### PASSAGE FOR REVIEW
Kathy Jones at work in her studio on Laguna Canyon Road

“I also want to talk about not worrying about your work,” Jones said. “What is it you do that takes you completely out of your work, allows you to step away and then come back at it with a fresh eye?” It’s important, Jones said, to give yourself permission to take breaks and recharge your creative energy. “It may be cultural, but many of us get caught up in the pressure of producing the next piece. It’s all we think about. Instead, slow down and give yourself the opportunity to do things that have nothing to do with your work so you’ll come back with more energy and freedom. I don’t think that sense of freedom is innate in most of us. We’re not a very playful society.” 

Jones is an artist who works from the inside out, painting what she feels instead of what she sees. Her images walk an elegant line between the abstract and the figurative, but each one evokes an emotional response.

### DATA SHOWN
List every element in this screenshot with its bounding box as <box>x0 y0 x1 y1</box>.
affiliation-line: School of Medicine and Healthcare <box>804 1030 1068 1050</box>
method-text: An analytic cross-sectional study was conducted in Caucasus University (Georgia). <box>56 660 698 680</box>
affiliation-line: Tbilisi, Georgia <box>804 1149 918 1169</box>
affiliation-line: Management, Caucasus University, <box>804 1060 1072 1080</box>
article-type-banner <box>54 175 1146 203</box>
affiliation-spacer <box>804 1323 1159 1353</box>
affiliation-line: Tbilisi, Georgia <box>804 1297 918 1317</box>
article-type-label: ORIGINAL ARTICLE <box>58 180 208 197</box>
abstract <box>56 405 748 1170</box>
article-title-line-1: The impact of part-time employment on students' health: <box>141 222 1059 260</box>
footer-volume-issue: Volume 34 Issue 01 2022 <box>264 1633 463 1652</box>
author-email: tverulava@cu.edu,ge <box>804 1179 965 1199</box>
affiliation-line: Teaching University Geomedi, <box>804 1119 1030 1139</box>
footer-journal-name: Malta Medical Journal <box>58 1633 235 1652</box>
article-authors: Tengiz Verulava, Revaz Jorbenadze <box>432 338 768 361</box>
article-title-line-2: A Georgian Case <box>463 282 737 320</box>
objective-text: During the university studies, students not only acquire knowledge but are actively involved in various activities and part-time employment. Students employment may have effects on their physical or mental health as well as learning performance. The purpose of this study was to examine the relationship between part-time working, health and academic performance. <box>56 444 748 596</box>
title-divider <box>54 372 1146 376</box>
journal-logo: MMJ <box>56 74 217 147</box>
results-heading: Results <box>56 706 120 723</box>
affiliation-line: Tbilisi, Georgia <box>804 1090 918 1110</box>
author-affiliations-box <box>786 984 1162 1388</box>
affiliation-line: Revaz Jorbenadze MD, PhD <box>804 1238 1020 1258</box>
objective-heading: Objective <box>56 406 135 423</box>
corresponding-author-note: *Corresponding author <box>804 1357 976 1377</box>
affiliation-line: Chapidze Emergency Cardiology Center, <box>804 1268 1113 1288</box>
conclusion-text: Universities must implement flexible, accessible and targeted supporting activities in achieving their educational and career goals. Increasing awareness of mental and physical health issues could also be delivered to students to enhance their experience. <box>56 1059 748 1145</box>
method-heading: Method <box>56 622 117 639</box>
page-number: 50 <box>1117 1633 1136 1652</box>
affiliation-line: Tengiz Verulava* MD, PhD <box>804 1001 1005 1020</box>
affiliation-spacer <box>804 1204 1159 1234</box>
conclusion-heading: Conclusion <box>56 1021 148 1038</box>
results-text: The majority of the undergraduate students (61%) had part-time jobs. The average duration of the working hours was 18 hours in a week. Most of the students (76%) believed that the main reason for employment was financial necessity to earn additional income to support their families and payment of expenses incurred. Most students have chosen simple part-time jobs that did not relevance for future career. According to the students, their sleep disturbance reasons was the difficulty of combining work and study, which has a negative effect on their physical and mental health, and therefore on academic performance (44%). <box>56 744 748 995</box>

### ACTION ITEM A
In the passage about Kathy Jones:
(i) On what road is Jones's studio?
(ii) What does Jones paint instead of what she sees?
(iii) What kind of society does Jones say we are not?
### ACTION ITEM B
Can you print everything in the passage about Kathy Jones from "Jones is an" down to "an emotional response.", word for word?
### ACTION ITEM C
Why does the passage about Kathy Jones say artists should make time for things that have nothing to do with their work? Answer in one to three sentences.

### PROBLEM SOLUTION A
(i) Laguna Canyon Road
(ii) What she feels
(iii) A very playful society

### PROBLEM SOLUTION B
Jones is an artist who works from the inside out, painting what she feels instead of what she sees. Her images walk an elegant line between the abstract and the figurative, but each one evokes an emotional response.

### PROBLEM SOLUTION C
Stepping away lets you come back to your work with a fresh eye and with more energy and freedom. Jones presents these breaks as a way to recharge creative energy instead of getting caught up in the pressure of producing the next piece.